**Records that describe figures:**
______

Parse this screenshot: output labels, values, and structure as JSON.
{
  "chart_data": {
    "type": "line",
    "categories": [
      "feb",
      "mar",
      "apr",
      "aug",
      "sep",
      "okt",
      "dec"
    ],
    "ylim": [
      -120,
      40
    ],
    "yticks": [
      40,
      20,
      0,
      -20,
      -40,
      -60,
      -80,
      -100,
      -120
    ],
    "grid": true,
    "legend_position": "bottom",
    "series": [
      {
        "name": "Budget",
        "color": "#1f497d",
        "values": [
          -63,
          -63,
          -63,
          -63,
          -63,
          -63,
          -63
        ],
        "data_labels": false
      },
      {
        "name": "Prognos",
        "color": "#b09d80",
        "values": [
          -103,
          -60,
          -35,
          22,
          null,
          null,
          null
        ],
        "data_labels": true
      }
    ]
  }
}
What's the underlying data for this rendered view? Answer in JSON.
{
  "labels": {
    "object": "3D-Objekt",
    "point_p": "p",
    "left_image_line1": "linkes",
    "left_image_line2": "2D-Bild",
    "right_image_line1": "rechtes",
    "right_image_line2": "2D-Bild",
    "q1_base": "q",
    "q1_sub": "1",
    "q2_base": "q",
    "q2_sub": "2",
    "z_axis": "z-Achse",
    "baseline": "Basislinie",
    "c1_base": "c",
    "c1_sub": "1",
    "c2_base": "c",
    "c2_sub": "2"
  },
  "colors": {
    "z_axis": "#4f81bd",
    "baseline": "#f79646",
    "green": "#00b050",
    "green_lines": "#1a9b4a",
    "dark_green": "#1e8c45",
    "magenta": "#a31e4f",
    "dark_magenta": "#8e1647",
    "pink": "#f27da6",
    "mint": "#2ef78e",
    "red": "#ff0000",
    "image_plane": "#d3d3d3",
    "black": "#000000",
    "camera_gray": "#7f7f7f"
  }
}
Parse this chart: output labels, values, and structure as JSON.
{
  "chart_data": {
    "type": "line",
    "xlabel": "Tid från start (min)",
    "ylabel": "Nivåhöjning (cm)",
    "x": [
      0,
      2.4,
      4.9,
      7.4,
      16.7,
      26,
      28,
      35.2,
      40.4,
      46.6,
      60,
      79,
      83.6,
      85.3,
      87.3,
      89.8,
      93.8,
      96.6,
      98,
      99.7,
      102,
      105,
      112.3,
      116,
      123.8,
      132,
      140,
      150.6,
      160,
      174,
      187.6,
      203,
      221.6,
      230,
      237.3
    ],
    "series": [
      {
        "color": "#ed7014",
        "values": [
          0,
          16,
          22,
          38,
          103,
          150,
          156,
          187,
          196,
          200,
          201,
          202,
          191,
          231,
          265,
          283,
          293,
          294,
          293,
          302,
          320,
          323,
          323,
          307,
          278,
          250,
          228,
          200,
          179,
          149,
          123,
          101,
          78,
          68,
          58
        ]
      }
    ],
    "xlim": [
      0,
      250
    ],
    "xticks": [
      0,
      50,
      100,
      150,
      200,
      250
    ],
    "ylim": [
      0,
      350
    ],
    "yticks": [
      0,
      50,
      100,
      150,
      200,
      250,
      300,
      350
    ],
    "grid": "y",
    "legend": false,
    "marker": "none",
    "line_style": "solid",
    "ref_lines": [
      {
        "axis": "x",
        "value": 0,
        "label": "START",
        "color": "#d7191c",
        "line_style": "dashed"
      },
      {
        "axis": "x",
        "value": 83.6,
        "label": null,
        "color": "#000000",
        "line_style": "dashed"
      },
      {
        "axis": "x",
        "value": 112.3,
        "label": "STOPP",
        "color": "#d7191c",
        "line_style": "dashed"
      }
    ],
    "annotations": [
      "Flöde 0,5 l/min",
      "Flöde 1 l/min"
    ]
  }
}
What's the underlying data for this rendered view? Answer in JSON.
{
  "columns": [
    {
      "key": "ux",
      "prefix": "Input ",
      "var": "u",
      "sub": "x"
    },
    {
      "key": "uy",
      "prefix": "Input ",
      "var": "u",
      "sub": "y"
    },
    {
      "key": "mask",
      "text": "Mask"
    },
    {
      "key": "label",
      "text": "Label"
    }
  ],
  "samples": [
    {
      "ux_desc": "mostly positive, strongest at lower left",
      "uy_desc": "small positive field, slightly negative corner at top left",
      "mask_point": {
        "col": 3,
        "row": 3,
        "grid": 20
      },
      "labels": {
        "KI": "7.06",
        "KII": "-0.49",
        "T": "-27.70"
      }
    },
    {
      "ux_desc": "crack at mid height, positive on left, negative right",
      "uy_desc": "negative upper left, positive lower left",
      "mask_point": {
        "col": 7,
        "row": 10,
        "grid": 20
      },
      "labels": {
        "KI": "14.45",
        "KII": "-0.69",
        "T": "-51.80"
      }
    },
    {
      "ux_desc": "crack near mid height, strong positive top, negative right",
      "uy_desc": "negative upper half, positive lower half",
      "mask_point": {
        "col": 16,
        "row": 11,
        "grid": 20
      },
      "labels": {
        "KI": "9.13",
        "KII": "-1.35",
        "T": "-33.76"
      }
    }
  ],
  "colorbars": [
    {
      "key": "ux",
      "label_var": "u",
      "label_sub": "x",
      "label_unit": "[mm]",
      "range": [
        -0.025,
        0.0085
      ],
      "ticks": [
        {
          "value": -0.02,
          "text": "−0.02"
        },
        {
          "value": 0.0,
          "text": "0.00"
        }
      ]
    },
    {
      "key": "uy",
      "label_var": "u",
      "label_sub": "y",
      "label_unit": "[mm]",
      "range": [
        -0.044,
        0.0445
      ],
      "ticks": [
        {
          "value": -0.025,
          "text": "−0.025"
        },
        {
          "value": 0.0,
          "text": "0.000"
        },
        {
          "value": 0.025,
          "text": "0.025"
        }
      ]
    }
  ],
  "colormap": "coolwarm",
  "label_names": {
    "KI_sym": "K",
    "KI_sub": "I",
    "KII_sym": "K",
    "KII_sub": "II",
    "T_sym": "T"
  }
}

______

**Your task:** Write out every entry exactly as given.

**Output below:**
Parse this screenshot: output labels, values, and structure as JSON.
{
  "chart_data": {
    "type": "line",
    "categories": [
      "feb",
      "mar",
      "apr",
      "aug",
      "sep",
      "okt",
      "dec"
    ],
    "ylim": [
      -120,
      40
    ],
    "yticks": [
      40,
      20,
      0,
      -20,
      -40,
      -60,
      -80,
      -100,
      -120
    ],
    "grid": true,
    "legend_position": "bottom",
    "series": [
      {
        "name": "Budget",
        "color": "#1f497d",
        "values": [
          -63,
          -63,
          -63,
          -63,
          -63,
          -63,
          -63
        ],
        "data_labels": false
      },
      {
        "name": "Prognos",
        "color": "#b09d80",
        "values": [
          -103,
          -60,
          -35,
          22,
          null,
          null,
          null
        ],
        "data_labels": true
      }
    ]
  }
}
What's the underlying data for this rendered view? Answer in JSON.
{
  "labels": {
    "object": "3D-Objekt",
    "point_p": "p",
    "left_image_line1": "linkes",
    "left_image_line2": "2D-Bild",
    "right_image_line1": "rechtes",
    "right_image_line2": "2D-Bild",
    "q1_base": "q",
    "q1_sub": "1",
    "q2_base": "q",
    "q2_sub": "2",
    "z_axis": "z-Achse",
    "baseline": "Basislinie",
    "c1_base": "c",
    "c1_sub": "1",
    "c2_base": "c",
    "c2_sub": "2"
  },
  "colors": {
    "z_axis": "#4f81bd",
    "baseline": "#f79646",
    "green": "#00b050",
    "green_lines": "#1a9b4a",
    "dark_green": "#1e8c45",
    "magenta": "#a31e4f",
    "dark_magenta": "#8e1647",
    "pink": "#f27da6",
    "mint": "#2ef78e",
    "red": "#ff0000",
    "image_plane": "#d3d3d3",
    "black": "#000000",
    "camera_gray": "#7f7f7f"
  }
}
Parse this chart: output labels, values, and structure as JSON.
{
  "chart_data": {
    "type": "line",
    "xlabel": "Tid från start (min)",
    "ylabel": "Nivåhöjning (cm)",
    "x": [
      0,
      2.4,
      4.9,
      7.4,
      16.7,
      26,
      28,
      35.2,
      40.4,
      46.6,
      60,
      79,
      83.6,
      85.3,
      87.3,
      89.8,
      93.8,
      96.6,
      98,
      99.7,
      102,
      105,
      112.3,
      116,
      123.8,
      132,
      140,
      150.6,
      160,
      174,
      187.6,
      203,
      221.6,
      230,
      237.3
    ],
    "series": [
      {
        "color": "#ed7014",
        "values": [
          0,
          16,
          22,
          38,
          103,
          150,
          156,
          187,
          196,
          200,
          201,
          202,
          191,
          231,
          265,
          283,
          293,
          294,
          293,
          302,
          320,
          323,
          323,
          307,
          278,
          250,
          228,
          200,
          179,
          149,
          123,
          101,
          78,
          68,
          58
        ]
      }
    ],
    "xlim": [
      0,
      250
    ],
    "xticks": [
      0,
      50,
      100,
      150,
      200,
      250
    ],
    "ylim": [
      0,
      350
    ],
    "yticks": [
      0,
      50,
      100,
      150,
      200,
      250,
      300,
      350
    ],
    "grid": "y",
    "legend": false,
    "marker": "none",
    "line_style": "solid",
    "ref_lines": [
      {
        "axis": "x",
        "value": 0,
        "label": "START",
        "color": "#d7191c",
        "line_style": "dashed"
      },
      {
        "axis": "x",
        "value": 83.6,
        "label": null,
        "color": "#000000",
        "line_style": "dashed"
      },
      {
        "axis": "x",
        "value": 112.3,
        "label": "STOPP",
        "color": "#d7191c",
        "line_style": "dashed"
      }
    ],
    "annotations": [
      "Flöde 0,5 l/min",
      "Flöde 1 l/min"
    ]
  }
}
What's the underlying data for this rendered view? Answer in JSON.
{
  "columns": [
    {
      "key": "ux",
      "prefix": "Input ",
      "var": "u",
      "sub": "x"
    },
    {
      "key": "uy",
      "prefix": "Input ",
      "var": "u",
      "sub": "y"
    },
    {
      "key": "mask",
      "text": "Mask"
    },
    {
      "key": "label",
      "text": "Label"
    }
  ],
  "samples": [
    {
      "ux_desc": "mostly positive, strongest at lower left",
      "uy_desc": "small positive field, slightly negative corner at top left",
      "mask_point": {
        "col": 3,
        "row": 3,
        "grid": 20
      },
      "labels": {
        "KI": "7.06",
        "KII": "-0.49",
        "T": "-27.70"
      }
    },
    {
      "ux_desc": "crack at mid height, positive on left, negative right",
      "uy_desc": "negative upper left, positive lower left",
      "mask_point": {
        "col": 7,
        "row": 10,
        "grid": 20
      },
      "labels": {
        "KI": "14.45",
        "KII": "-0.69",
        "T": "-51.80"
      }
    },
    {
      "ux_desc": "crack near mid height, strong positive top, negative right",
      "uy_desc": "negative upper half, positive lower half",
      "mask_point": {
        "col": 16,
        "row": 11,
        "grid": 20
      },
      "labels": {
        "KI": "9.13",
        "KII": "-1.35",
        "T": "-33.76"
      }
    }
  ],
  "colorbars": [
    {
      "key": "ux",
      "label_var": "u",
      "label_sub": "x",
      "label_unit": "[mm]",
      "range": [
        -0.025,
        0.0085
      ],
      "ticks": [
        {
          "value": -0.02,
          "text": "−0.02"
        },
        {
          "value": 0.0,
          "text": "0.00"
        }
      ]
    },
    {
      "key": "uy",
      "label_var": "u",
      "label_sub": "y",
      "label_unit": "[mm]",
      "range": [
        -0.044,
        0.0445
      ],
      "ticks": [
        {
          "value": -0.025,
          "text": "−0.025"
        },
        {
          "value": 0.0,
          "text": "0.000"
        },
        {
          "value": 0.025,
          "text": "0.025"
        }
      ]
    }
  ],
  "colormap": "coolwarm",
  "label_names": {
    "KI_sym": "K",
    "KI_sub": "I",
    "KII_sym": "K",
    "KII_sub": "II",
    "T_sym": "T"
  }
}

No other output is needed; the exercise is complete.